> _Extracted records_
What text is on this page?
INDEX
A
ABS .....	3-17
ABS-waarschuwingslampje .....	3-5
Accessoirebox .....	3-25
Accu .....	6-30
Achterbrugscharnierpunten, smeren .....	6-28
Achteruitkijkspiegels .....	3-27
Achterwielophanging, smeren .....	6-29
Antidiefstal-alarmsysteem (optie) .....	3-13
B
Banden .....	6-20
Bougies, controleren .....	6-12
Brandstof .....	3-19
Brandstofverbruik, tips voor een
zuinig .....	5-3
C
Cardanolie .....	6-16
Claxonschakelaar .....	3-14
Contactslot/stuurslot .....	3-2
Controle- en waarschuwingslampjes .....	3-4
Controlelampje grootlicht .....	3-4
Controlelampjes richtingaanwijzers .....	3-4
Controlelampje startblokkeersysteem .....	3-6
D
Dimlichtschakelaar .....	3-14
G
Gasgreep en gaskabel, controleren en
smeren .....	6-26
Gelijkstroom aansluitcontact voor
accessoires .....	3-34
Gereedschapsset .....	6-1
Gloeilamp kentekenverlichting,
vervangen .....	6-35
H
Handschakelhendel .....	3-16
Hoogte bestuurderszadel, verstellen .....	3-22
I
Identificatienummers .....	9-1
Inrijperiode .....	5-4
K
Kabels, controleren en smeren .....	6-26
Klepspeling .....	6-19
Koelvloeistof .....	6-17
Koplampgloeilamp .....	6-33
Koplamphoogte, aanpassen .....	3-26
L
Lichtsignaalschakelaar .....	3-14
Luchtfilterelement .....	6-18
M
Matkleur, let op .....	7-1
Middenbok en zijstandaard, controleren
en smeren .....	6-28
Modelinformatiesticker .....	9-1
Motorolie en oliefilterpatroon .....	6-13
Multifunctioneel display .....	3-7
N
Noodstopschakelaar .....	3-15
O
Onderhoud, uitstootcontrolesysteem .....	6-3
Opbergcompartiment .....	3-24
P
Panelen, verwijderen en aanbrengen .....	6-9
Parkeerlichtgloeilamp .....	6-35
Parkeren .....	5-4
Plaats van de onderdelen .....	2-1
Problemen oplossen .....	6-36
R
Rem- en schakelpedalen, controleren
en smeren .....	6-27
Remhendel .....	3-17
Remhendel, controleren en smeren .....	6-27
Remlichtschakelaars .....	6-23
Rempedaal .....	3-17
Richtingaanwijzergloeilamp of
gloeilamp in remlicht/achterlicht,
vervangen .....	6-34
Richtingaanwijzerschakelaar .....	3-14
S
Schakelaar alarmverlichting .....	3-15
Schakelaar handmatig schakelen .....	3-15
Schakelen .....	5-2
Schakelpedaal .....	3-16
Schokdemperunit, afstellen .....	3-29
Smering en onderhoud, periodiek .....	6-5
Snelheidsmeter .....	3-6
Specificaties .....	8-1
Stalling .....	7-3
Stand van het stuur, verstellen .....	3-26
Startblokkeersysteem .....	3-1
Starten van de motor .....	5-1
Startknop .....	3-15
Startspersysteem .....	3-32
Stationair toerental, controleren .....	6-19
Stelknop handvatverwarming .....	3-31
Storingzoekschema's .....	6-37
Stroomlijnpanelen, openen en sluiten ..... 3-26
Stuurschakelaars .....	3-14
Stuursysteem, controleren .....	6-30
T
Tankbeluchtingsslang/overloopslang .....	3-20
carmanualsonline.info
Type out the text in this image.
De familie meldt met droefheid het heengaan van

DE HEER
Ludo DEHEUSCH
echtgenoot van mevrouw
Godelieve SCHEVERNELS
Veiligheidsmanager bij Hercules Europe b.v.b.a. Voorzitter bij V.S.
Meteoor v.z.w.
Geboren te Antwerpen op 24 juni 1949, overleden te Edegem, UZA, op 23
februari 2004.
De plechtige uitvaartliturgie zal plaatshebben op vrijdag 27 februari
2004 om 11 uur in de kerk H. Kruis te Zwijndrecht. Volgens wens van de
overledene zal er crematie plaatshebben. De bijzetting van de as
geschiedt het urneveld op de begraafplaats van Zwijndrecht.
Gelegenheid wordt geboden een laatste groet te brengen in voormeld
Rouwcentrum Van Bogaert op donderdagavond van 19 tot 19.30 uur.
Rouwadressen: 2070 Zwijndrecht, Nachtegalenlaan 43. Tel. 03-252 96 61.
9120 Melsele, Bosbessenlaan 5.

> _PROBLEM TO SOLVE_
Exactly as written, give again every line from the one containing "Type out the text in this image." through the last line of the material above, and no other lines.

> _REPLY_
Type out the text in this image.
De familie meldt met droefheid het heengaan van

DE HEER
Ludo DEHEUSCH
echtgenoot van mevrouw
Godelieve SCHEVERNELS
Veiligheidsmanager bij Hercules Europe b.v.b.a. Voorzitter bij V.S.
Meteoor v.z.w.
Geboren te Antwerpen op 24 juni 1949, overleden te Edegem, UZA, op 23
februari 2004.
De plechtige uitvaartliturgie zal plaatshebben op vrijdag 27 februari
2004 om 11 uur in de kerk H. Kruis te Zwijndrecht. Volgens wens van de
overledene zal er crematie plaatshebben. De bijzetting van de as
geschiedt het urneveld op de begraafplaats van Zwijndrecht.
Gelegenheid wordt geboden een laatste groet te brengen in voormeld
Rouwcentrum Van Bogaert op donderdagavond van 19 tot 19.30 uur.
Rouwadressen: 2070 Zwijndrecht, Nachtegalenlaan 43. Tel. 03-252 96 61.
9120 Melsele, Bosbessenlaan 5.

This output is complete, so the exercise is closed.